**JOB:** Copy every line of the listing below word for word, leaving out the pictures.

**DATA SHOWN:**

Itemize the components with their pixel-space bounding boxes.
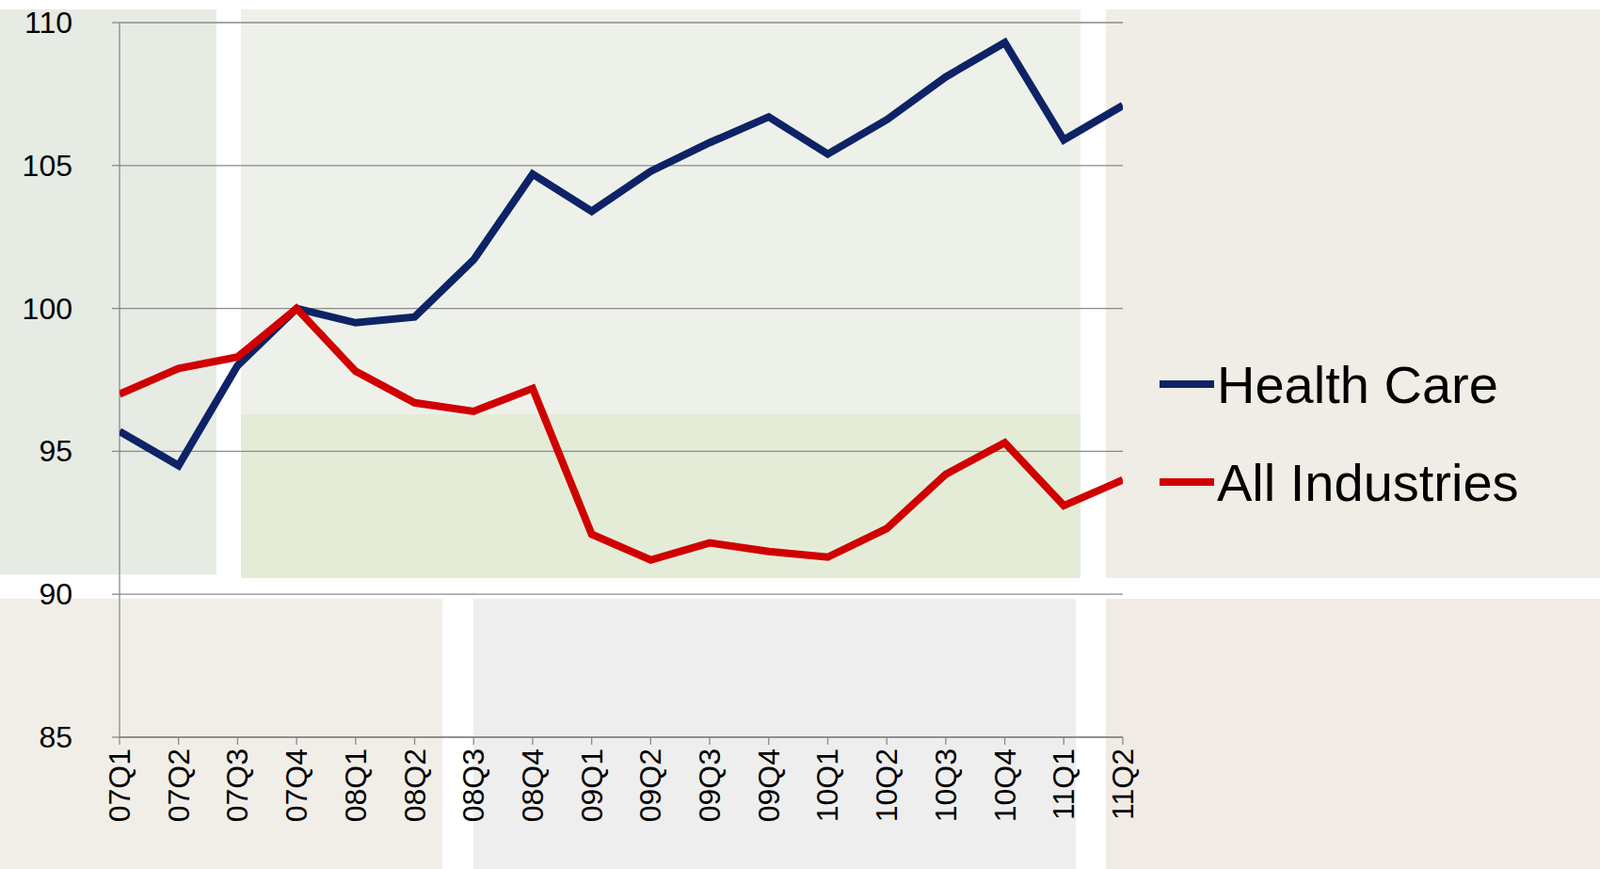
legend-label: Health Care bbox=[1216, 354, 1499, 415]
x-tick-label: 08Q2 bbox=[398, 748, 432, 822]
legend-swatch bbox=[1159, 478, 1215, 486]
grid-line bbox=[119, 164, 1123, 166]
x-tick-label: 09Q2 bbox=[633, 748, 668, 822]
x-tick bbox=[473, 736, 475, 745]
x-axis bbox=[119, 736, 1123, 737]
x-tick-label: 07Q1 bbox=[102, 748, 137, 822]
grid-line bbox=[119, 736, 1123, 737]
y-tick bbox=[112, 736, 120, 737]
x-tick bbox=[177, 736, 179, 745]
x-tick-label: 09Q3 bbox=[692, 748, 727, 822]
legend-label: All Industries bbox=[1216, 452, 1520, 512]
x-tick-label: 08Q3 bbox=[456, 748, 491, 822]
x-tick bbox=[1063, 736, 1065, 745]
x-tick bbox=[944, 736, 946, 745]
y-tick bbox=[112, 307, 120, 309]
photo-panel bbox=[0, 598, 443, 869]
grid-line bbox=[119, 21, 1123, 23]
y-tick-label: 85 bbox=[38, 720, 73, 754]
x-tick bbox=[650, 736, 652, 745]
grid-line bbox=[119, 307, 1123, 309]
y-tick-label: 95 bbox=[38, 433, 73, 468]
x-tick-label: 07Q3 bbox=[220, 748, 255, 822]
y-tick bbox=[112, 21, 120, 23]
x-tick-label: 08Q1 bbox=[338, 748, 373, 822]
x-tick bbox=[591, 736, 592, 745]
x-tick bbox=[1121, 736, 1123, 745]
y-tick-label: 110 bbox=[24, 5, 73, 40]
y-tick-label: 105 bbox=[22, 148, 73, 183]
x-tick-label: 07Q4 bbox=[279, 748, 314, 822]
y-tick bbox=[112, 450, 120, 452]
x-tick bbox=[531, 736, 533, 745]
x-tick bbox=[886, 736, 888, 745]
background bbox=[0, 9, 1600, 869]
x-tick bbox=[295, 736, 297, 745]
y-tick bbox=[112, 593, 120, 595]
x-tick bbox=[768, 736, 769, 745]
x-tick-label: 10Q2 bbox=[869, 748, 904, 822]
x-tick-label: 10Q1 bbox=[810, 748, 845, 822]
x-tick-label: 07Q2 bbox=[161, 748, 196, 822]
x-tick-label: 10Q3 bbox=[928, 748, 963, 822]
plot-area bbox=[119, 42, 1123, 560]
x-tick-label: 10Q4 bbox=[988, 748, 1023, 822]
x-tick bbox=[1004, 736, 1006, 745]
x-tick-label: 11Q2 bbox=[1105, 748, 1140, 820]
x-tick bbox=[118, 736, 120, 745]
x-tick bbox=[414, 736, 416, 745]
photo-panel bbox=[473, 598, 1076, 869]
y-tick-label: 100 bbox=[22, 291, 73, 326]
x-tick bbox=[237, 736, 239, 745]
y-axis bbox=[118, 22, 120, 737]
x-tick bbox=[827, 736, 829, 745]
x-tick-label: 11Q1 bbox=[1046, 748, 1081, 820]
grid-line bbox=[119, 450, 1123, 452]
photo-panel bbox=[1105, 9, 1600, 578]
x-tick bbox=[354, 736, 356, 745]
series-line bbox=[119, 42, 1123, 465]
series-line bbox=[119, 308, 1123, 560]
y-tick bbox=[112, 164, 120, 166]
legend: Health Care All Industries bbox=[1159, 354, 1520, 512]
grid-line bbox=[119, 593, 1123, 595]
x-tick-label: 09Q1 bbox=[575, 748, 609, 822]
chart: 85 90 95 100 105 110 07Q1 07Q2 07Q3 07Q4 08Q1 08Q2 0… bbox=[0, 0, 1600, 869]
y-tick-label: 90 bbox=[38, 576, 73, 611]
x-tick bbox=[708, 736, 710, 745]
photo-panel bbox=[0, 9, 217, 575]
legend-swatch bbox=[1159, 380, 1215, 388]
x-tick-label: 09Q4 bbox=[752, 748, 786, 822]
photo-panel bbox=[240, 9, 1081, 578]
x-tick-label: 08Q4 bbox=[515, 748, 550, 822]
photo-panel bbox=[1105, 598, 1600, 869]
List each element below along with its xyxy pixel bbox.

**RESPONSE TO THIS EXERCISE:**
Itemize the components with their pixel-space bounding boxes.
legend-label: Health Care bbox=[1216, 354, 1499, 415]
x-tick-label: 08Q2 bbox=[398, 748, 432, 822]
legend-swatch bbox=[1159, 478, 1215, 486]
grid-line bbox=[119, 164, 1123, 166]
x-tick-label: 09Q2 bbox=[633, 748, 668, 822]
x-tick bbox=[473, 736, 475, 745]
x-axis bbox=[119, 736, 1123, 737]
x-tick-label: 07Q1 bbox=[102, 748, 137, 822]
grid-line bbox=[119, 736, 1123, 737]
y-tick bbox=[112, 736, 120, 737]
x-tick bbox=[177, 736, 179, 745]
x-tick-label: 09Q3 bbox=[692, 748, 727, 822]
legend-label: All Industries bbox=[1216, 452, 1520, 512]
x-tick-label: 08Q3 bbox=[456, 748, 491, 822]
x-tick bbox=[1063, 736, 1065, 745]
x-tick bbox=[944, 736, 946, 745]
y-tick bbox=[112, 307, 120, 309]
photo-panel bbox=[0, 598, 443, 869]
grid-line bbox=[119, 21, 1123, 23]
y-tick-label: 85 bbox=[38, 720, 73, 754]
x-tick bbox=[650, 736, 652, 745]
grid-line bbox=[119, 307, 1123, 309]
y-tick-label: 95 bbox=[38, 433, 73, 468]
x-tick-label: 07Q3 bbox=[220, 748, 255, 822]
y-tick bbox=[112, 21, 120, 23]
x-tick-label: 08Q1 bbox=[338, 748, 373, 822]
x-tick bbox=[591, 736, 592, 745]
x-tick bbox=[1121, 736, 1123, 745]
y-tick-label: 110 bbox=[24, 5, 73, 40]
y-tick-label: 105 bbox=[22, 148, 73, 183]
x-tick-label: 07Q4 bbox=[279, 748, 314, 822]
y-tick bbox=[112, 450, 120, 452]
x-tick bbox=[531, 736, 533, 745]
x-tick bbox=[886, 736, 888, 745]
background bbox=[0, 9, 1600, 869]
x-tick bbox=[295, 736, 297, 745]
y-tick bbox=[112, 593, 120, 595]
x-tick bbox=[768, 736, 769, 745]
x-tick-label: 10Q2 bbox=[869, 748, 904, 822]
x-tick-label: 10Q1 bbox=[810, 748, 845, 822]
x-tick-label: 07Q2 bbox=[161, 748, 196, 822]
x-tick-label: 10Q3 bbox=[928, 748, 963, 822]
plot-area bbox=[119, 42, 1123, 560]
x-tick-label: 10Q4 bbox=[988, 748, 1023, 822]
x-tick bbox=[1004, 736, 1006, 745]
x-tick-label: 11Q2 bbox=[1105, 748, 1140, 820]
x-tick bbox=[118, 736, 120, 745]
x-tick bbox=[414, 736, 416, 745]
photo-panel bbox=[473, 598, 1076, 869]
y-tick-label: 100 bbox=[22, 291, 73, 326]
x-tick bbox=[237, 736, 239, 745]
y-axis bbox=[118, 22, 120, 737]
x-tick bbox=[827, 736, 829, 745]
x-tick-label: 11Q1 bbox=[1046, 748, 1081, 820]
grid-line bbox=[119, 450, 1123, 452]
photo-panel bbox=[1105, 9, 1600, 578]
x-tick bbox=[354, 736, 356, 745]
series-line bbox=[119, 42, 1123, 465]
series-line bbox=[119, 308, 1123, 560]
y-tick bbox=[112, 164, 120, 166]
legend: Health Care All Industries bbox=[1159, 354, 1520, 512]
grid-line bbox=[119, 593, 1123, 595]
x-tick-label: 09Q1 bbox=[575, 748, 609, 822]
chart: 85 90 95 100 105 110 07Q1 07Q2 07Q3 07Q4 08Q1 08Q2 0… bbox=[0, 0, 1600, 869]
y-tick-label: 90 bbox=[38, 576, 73, 611]
x-tick bbox=[708, 736, 710, 745]
photo-panel bbox=[0, 9, 217, 575]
legend-swatch bbox=[1159, 380, 1215, 388]
x-tick-label: 09Q4 bbox=[752, 748, 786, 822]
photo-panel bbox=[240, 9, 1081, 578]
x-tick-label: 08Q4 bbox=[515, 748, 550, 822]
photo-panel bbox=[1105, 598, 1600, 869]
List each element below along with its xyxy pixel bbox.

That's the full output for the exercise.